Dataset records:
⁂

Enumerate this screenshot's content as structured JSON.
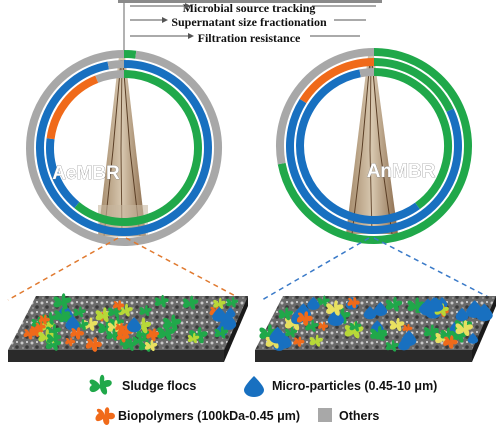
{
  "ring_labels": {
    "outer": "Microbial source tracking",
    "middle": "Supernatant size fractionation",
    "inner": "Filtration resistance"
  },
  "reactors": {
    "left": {
      "name": "AeMBR"
    },
    "right": {
      "name": "AnMBR"
    }
  },
  "legend": {
    "sludge_flocs": "Sludge flocs",
    "micro_particles": "Micro-particles (0.45-10 μm)",
    "biopolymers": "Biopolymers (100kDa-0.45 μm)",
    "others": "Others"
  },
  "colors": {
    "sludge_flocs": "#20a84a",
    "micro_particles": "#1870c0",
    "biopolymers": "#f06a1a",
    "others": "#a8a8a8"
  },
  "chart_data": [
    {
      "type": "pie",
      "reactor": "AeMBR",
      "rings": {
        "microbial_source_tracking": {
          "sludge_flocs": 0.02,
          "micro_particles": 0.0,
          "biopolymers": 0.0,
          "others": 0.98
        },
        "supernatant_size_fractionation": {
          "sludge_flocs": 0.0,
          "micro_particles": 0.97,
          "biopolymers": 0.0,
          "others": 0.03
        },
        "filtration_resistance": {
          "sludge_flocs": 0.61,
          "micro_particles": 0.16,
          "biopolymers": 0.17,
          "others": 0.06
        }
      }
    },
    {
      "type": "pie",
      "reactor": "AnMBR",
      "rings": {
        "microbial_source_tracking": {
          "sludge_flocs": 0.72,
          "micro_particles": 0.0,
          "biopolymers": 0.0,
          "others": 0.28
        },
        "supernatant_size_fractionation": {
          "sludge_flocs": 0.18,
          "micro_particles": 0.66,
          "biopolymers": 0.16,
          "others": 0.0
        },
        "filtration_resistance": {
          "sludge_flocs": 0.4,
          "micro_particles": 0.57,
          "biopolymers": 0.0,
          "others": 0.03
        }
      }
    }
  ]
}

⁂

#### [Requirement]
Without including any pictures, please restate all the records exactly.

#### [The answer]
Enumerate this screenshot's content as structured JSON.
{
  "ring_labels": {
    "outer": "Microbial source tracking",
    "middle": "Supernatant size fractionation",
    "inner": "Filtration resistance"
  },
  "reactors": {
    "left": {
      "name": "AeMBR"
    },
    "right": {
      "name": "AnMBR"
    }
  },
  "legend": {
    "sludge_flocs": "Sludge flocs",
    "micro_particles": "Micro-particles (0.45-10 μm)",
    "biopolymers": "Biopolymers (100kDa-0.45 μm)",
    "others": "Others"
  },
  "colors": {
    "sludge_flocs": "#20a84a",
    "micro_particles": "#1870c0",
    "biopolymers": "#f06a1a",
    "others": "#a8a8a8"
  },
  "chart_data": [
    {
      "type": "pie",
      "reactor": "AeMBR",
      "rings": {
        "microbial_source_tracking": {
          "sludge_flocs": 0.02,
          "micro_particles": 0.0,
          "biopolymers": 0.0,
          "others": 0.98
        },
        "supernatant_size_fractionation": {
          "sludge_flocs": 0.0,
          "micro_particles": 0.97,
          "biopolymers": 0.0,
          "others": 0.03
        },
        "filtration_resistance": {
          "sludge_flocs": 0.61,
          "micro_particles": 0.16,
          "biopolymers": 0.17,
          "others": 0.06
        }
      }
    },
    {
      "type": "pie",
      "reactor": "AnMBR",
      "rings": {
        "microbial_source_tracking": {
          "sludge_flocs": 0.72,
          "micro_particles": 0.0,
          "biopolymers": 0.0,
          "others": 0.28
        },
        "supernatant_size_fractionation": {
          "sludge_flocs": 0.18,
          "micro_particles": 0.66,
          "biopolymers": 0.16,
          "others": 0.0
        },
        "filtration_resistance": {
          "sludge_flocs": 0.4,
          "micro_particles": 0.57,
          "biopolymers": 0.0,
          "others": 0.03
        }
      }
    }
  ]
}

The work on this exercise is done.